▶ [To do]
Filter the lines below, copying only those with the string "duration".

▶ [Records for processing]
========================================================================

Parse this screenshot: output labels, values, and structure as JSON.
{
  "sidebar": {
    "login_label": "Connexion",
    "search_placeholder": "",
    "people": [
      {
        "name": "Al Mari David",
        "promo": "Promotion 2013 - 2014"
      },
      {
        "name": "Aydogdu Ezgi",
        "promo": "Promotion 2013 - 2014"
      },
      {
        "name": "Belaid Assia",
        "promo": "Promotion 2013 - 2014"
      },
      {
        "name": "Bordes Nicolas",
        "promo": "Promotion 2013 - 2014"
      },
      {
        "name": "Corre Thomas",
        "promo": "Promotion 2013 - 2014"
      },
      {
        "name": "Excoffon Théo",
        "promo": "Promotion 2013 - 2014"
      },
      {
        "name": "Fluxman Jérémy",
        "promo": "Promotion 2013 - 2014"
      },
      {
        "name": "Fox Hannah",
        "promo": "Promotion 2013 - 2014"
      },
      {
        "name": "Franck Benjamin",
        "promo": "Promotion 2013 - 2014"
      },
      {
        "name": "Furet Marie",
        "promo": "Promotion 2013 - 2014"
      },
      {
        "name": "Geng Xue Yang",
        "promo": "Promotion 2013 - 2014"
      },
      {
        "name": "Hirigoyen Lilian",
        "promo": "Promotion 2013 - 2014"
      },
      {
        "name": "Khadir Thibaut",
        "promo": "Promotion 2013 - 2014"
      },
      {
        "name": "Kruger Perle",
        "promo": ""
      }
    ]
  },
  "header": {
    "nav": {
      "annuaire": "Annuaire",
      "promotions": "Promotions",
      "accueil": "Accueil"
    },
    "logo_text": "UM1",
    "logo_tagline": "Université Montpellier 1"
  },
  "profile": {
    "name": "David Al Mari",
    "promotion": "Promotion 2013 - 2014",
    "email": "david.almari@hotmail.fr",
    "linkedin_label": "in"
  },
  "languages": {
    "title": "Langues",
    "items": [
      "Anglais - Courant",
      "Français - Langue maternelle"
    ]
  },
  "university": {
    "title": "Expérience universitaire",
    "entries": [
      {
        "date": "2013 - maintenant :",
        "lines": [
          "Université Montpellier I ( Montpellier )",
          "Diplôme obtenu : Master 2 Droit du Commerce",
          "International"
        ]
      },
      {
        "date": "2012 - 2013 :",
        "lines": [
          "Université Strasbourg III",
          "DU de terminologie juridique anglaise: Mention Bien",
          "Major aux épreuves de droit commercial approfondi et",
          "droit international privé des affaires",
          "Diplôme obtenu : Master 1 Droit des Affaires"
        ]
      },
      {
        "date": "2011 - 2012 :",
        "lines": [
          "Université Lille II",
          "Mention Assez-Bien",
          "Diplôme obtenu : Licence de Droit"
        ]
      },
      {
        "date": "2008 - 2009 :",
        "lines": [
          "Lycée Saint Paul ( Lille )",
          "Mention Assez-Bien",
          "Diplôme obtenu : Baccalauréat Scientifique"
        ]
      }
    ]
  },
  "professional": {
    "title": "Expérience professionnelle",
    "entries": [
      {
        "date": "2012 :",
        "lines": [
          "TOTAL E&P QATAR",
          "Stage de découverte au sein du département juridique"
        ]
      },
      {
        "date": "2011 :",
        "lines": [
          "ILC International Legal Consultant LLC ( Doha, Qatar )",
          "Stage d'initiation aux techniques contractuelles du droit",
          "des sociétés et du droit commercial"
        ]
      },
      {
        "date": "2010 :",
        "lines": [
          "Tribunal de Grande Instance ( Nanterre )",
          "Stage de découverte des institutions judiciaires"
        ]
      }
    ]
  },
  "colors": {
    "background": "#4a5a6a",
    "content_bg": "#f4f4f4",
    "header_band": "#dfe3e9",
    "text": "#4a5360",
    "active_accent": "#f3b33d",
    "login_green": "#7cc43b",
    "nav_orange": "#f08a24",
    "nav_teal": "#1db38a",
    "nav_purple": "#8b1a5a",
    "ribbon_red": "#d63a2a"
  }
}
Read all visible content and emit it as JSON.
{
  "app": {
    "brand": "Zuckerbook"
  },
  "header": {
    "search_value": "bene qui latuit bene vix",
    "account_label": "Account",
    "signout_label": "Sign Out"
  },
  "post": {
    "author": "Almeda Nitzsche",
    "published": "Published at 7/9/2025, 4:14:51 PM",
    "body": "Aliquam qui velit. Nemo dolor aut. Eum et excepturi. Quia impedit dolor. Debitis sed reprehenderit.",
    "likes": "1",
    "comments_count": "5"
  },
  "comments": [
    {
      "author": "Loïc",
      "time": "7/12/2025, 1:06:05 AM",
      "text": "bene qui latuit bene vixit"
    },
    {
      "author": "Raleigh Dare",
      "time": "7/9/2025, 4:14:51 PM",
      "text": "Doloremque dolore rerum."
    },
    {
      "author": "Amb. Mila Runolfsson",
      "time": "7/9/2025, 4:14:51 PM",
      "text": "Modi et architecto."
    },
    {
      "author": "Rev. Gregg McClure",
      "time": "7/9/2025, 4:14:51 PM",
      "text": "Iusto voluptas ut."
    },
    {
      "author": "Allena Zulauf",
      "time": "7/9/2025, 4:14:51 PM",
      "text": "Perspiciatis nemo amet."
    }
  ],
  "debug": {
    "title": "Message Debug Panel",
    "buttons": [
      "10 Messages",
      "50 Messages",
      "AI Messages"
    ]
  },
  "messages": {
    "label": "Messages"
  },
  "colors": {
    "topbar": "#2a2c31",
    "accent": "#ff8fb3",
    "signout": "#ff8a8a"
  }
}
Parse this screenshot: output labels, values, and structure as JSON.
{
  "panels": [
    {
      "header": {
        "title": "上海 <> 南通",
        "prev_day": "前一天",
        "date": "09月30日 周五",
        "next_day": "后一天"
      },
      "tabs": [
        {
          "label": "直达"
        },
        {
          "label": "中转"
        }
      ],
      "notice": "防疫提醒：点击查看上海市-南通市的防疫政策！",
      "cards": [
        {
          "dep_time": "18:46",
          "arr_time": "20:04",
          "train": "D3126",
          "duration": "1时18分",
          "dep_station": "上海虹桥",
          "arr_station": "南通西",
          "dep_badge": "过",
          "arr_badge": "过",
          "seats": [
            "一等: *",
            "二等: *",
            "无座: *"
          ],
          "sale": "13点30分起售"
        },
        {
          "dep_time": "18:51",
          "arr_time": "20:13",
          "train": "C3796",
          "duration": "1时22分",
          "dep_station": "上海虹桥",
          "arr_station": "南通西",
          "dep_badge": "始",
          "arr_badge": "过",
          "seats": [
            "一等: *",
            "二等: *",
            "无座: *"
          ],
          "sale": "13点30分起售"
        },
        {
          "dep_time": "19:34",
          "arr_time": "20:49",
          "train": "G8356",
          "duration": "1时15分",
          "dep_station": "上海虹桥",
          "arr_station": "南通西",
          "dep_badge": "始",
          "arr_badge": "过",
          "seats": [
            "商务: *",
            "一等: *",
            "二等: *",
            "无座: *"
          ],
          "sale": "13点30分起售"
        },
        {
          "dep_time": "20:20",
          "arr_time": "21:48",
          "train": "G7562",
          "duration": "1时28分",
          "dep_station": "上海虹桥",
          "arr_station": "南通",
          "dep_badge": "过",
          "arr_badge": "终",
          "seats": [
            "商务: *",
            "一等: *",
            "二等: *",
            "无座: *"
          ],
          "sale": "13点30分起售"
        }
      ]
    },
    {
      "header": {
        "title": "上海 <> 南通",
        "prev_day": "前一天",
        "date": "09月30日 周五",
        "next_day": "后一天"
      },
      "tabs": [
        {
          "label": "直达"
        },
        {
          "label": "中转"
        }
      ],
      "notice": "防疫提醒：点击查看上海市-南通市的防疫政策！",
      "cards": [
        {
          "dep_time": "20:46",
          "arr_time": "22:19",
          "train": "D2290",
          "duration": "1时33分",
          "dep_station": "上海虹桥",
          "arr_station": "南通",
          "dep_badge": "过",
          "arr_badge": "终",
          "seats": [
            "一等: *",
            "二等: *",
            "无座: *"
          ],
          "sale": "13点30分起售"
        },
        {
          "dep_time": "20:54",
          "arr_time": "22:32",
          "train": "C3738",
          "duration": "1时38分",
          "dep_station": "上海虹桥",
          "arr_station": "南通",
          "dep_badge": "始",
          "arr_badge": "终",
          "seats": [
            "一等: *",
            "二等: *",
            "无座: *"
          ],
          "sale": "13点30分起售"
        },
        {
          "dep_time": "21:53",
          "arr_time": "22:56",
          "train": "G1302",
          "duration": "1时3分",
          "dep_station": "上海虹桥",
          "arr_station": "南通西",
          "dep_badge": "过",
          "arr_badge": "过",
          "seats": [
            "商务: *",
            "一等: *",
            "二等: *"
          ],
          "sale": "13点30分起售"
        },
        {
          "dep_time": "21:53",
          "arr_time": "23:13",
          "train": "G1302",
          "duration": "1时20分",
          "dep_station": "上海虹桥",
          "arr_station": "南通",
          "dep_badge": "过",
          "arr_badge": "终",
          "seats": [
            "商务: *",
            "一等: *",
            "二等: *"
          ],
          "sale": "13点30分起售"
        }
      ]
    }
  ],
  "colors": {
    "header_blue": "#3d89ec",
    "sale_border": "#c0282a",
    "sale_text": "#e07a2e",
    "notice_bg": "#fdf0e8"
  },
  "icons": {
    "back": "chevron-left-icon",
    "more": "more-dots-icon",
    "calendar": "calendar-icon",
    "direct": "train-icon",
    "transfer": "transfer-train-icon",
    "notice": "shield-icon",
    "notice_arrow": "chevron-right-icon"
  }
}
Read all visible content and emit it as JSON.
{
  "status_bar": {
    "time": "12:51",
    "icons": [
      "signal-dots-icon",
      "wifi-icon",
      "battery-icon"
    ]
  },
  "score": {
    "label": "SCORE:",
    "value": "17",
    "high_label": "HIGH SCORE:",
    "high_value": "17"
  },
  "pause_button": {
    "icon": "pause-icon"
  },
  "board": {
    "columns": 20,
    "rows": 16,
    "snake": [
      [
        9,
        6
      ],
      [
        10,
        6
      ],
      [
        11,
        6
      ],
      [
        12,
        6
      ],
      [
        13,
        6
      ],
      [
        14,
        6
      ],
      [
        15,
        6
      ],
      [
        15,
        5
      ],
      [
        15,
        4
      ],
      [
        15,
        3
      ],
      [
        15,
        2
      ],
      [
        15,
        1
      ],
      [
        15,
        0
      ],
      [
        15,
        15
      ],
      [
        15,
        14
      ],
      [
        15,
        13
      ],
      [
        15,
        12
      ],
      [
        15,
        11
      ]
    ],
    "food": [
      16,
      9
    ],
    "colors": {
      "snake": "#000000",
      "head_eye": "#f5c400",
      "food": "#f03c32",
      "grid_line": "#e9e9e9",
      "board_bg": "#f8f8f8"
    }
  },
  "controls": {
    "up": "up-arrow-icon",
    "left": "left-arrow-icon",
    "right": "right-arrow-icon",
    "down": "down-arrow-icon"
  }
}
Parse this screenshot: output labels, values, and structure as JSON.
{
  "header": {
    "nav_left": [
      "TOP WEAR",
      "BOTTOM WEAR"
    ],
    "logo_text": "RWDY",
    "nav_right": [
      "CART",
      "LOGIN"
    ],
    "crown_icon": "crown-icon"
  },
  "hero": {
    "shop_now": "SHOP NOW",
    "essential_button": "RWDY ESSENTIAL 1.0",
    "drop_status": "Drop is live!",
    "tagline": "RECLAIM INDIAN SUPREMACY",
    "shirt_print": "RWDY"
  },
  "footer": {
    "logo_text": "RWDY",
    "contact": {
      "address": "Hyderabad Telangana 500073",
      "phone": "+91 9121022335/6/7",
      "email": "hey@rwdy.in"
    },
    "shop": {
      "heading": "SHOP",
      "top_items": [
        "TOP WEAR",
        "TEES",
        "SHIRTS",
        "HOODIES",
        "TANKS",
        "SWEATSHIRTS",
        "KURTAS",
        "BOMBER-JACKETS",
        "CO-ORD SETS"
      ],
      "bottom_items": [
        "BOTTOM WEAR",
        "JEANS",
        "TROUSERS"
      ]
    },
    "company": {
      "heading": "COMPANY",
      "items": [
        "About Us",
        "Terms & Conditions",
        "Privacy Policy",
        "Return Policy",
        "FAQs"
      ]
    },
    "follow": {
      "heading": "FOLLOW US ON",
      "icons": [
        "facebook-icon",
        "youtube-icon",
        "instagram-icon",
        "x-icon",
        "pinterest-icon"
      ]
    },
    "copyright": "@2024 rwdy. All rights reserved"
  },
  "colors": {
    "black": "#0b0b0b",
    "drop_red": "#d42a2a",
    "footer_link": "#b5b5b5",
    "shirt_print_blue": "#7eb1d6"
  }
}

========================================================================

▶ [Finished task]
          "duration": "1时18分",
          "duration": "1时22分",
          "duration": "1时15分",
          "duration": "1时28分",
          "duration": "1时33分",
          "duration": "1时38分",
          "duration": "1时3分",
          "duration": "1时20分",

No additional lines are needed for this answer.